▸ Your goal
Write the material out again exactly.

▸ Items
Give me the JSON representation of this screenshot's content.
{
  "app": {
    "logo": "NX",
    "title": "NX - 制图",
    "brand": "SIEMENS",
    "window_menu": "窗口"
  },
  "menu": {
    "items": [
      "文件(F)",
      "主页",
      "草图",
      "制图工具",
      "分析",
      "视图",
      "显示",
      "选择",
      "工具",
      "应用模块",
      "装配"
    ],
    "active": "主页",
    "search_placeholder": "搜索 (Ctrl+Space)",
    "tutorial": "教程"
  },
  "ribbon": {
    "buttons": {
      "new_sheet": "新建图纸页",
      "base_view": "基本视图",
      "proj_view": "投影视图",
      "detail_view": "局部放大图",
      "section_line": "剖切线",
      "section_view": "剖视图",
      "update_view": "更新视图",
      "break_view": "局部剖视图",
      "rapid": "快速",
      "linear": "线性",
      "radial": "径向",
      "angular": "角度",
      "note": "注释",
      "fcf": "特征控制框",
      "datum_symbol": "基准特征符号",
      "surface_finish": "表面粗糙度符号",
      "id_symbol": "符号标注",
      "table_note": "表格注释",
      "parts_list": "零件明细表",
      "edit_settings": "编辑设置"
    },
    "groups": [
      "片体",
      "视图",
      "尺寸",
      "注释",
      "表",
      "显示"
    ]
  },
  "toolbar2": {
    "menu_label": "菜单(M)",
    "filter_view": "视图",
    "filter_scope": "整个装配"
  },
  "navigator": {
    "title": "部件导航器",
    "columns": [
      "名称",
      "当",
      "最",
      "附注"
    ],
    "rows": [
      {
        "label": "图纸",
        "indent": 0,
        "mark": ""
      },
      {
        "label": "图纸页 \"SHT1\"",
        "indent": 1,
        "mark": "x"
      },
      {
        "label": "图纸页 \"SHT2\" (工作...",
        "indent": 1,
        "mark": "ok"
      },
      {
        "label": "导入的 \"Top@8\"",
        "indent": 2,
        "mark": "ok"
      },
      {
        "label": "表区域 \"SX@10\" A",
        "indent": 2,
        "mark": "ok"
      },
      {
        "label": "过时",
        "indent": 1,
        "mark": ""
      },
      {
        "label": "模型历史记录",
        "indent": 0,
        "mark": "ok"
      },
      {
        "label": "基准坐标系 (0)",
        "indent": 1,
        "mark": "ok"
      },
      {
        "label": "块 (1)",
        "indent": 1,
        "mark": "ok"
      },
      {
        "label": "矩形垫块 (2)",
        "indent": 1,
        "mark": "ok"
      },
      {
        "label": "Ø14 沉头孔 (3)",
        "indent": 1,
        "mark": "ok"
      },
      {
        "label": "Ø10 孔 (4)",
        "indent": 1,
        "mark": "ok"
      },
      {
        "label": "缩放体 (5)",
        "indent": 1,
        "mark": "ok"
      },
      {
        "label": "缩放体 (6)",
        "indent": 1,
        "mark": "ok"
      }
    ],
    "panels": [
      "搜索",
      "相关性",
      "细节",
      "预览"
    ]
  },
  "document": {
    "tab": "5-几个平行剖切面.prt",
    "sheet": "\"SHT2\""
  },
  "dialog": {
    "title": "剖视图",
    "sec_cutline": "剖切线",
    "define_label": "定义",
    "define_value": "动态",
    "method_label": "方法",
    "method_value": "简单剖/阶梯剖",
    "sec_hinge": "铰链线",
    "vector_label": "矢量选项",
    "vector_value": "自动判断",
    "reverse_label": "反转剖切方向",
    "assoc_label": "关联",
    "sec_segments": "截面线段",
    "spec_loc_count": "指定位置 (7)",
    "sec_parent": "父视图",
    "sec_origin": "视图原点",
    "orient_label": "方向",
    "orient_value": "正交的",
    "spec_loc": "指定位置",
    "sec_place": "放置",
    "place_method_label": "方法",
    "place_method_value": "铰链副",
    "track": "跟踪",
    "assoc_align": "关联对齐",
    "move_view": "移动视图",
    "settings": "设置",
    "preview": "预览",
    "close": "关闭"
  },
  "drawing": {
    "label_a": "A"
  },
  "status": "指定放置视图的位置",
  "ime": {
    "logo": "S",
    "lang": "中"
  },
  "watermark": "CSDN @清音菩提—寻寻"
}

▸ Full output
Give me the JSON representation of this screenshot's content.
{
  "app": {
    "logo": "NX",
    "title": "NX - 制图",
    "brand": "SIEMENS",
    "window_menu": "窗口"
  },
  "menu": {
    "items": [
      "文件(F)",
      "主页",
      "草图",
      "制图工具",
      "分析",
      "视图",
      "显示",
      "选择",
      "工具",
      "应用模块",
      "装配"
    ],
    "active": "主页",
    "search_placeholder": "搜索 (Ctrl+Space)",
    "tutorial": "教程"
  },
  "ribbon": {
    "buttons": {
      "new_sheet": "新建图纸页",
      "base_view": "基本视图",
      "proj_view": "投影视图",
      "detail_view": "局部放大图",
      "section_line": "剖切线",
      "section_view": "剖视图",
      "update_view": "更新视图",
      "break_view": "局部剖视图",
      "rapid": "快速",
      "linear": "线性",
      "radial": "径向",
      "angular": "角度",
      "note": "注释",
      "fcf": "特征控制框",
      "datum_symbol": "基准特征符号",
      "surface_finish": "表面粗糙度符号",
      "id_symbol": "符号标注",
      "table_note": "表格注释",
      "parts_list": "零件明细表",
      "edit_settings": "编辑设置"
    },
    "groups": [
      "片体",
      "视图",
      "尺寸",
      "注释",
      "表",
      "显示"
    ]
  },
  "toolbar2": {
    "menu_label": "菜单(M)",
    "filter_view": "视图",
    "filter_scope": "整个装配"
  },
  "navigator": {
    "title": "部件导航器",
    "columns": [
      "名称",
      "当",
      "最",
      "附注"
    ],
    "rows": [
      {
        "label": "图纸",
        "indent": 0,
        "mark": ""
      },
      {
        "label": "图纸页 \"SHT1\"",
        "indent": 1,
        "mark": "x"
      },
      {
        "label": "图纸页 \"SHT2\" (工作...",
        "indent": 1,
        "mark": "ok"
      },
      {
        "label": "导入的 \"Top@8\"",
        "indent": 2,
        "mark": "ok"
      },
      {
        "label": "表区域 \"SX@10\" A",
        "indent": 2,
        "mark": "ok"
      },
      {
        "label": "过时",
        "indent": 1,
        "mark": ""
      },
      {
        "label": "模型历史记录",
        "indent": 0,
        "mark": "ok"
      },
      {
        "label": "基准坐标系 (0)",
        "indent": 1,
        "mark": "ok"
      },
      {
        "label": "块 (1)",
        "indent": 1,
        "mark": "ok"
      },
      {
        "label": "矩形垫块 (2)",
        "indent": 1,
        "mark": "ok"
      },
      {
        "label": "Ø14 沉头孔 (3)",
        "indent": 1,
        "mark": "ok"
      },
      {
        "label": "Ø10 孔 (4)",
        "indent": 1,
        "mark": "ok"
      },
      {
        "label": "缩放体 (5)",
        "indent": 1,
        "mark": "ok"
      },
      {
        "label": "缩放体 (6)",
        "indent": 1,
        "mark": "ok"
      }
    ],
    "panels": [
      "搜索",
      "相关性",
      "细节",
      "预览"
    ]
  },
  "document": {
    "tab": "5-几个平行剖切面.prt",
    "sheet": "\"SHT2\""
  },
  "dialog": {
    "title": "剖视图",
    "sec_cutline": "剖切线",
    "define_label": "定义",
    "define_value": "动态",
    "method_label": "方法",
    "method_value": "简单剖/阶梯剖",
    "sec_hinge": "铰链线",
    "vector_label": "矢量选项",
    "vector_value": "自动判断",
    "reverse_label": "反转剖切方向",
    "assoc_label": "关联",
    "sec_segments": "截面线段",
    "spec_loc_count": "指定位置 (7)",
    "sec_parent": "父视图",
    "sec_origin": "视图原点",
    "orient_label": "方向",
    "orient_value": "正交的",
    "spec_loc": "指定位置",
    "sec_place": "放置",
    "place_method_label": "方法",
    "place_method_value": "铰链副",
    "track": "跟踪",
    "assoc_align": "关联对齐",
    "move_view": "移动视图",
    "settings": "设置",
    "preview": "预览",
    "close": "关闭"
  },
  "drawing": {
    "label_a": "A"
  },
  "status": "指定放置视图的位置",
  "ime": {
    "logo": "S",
    "lang": "中"
  },
  "watermark": "CSDN @清音菩提—寻寻"
}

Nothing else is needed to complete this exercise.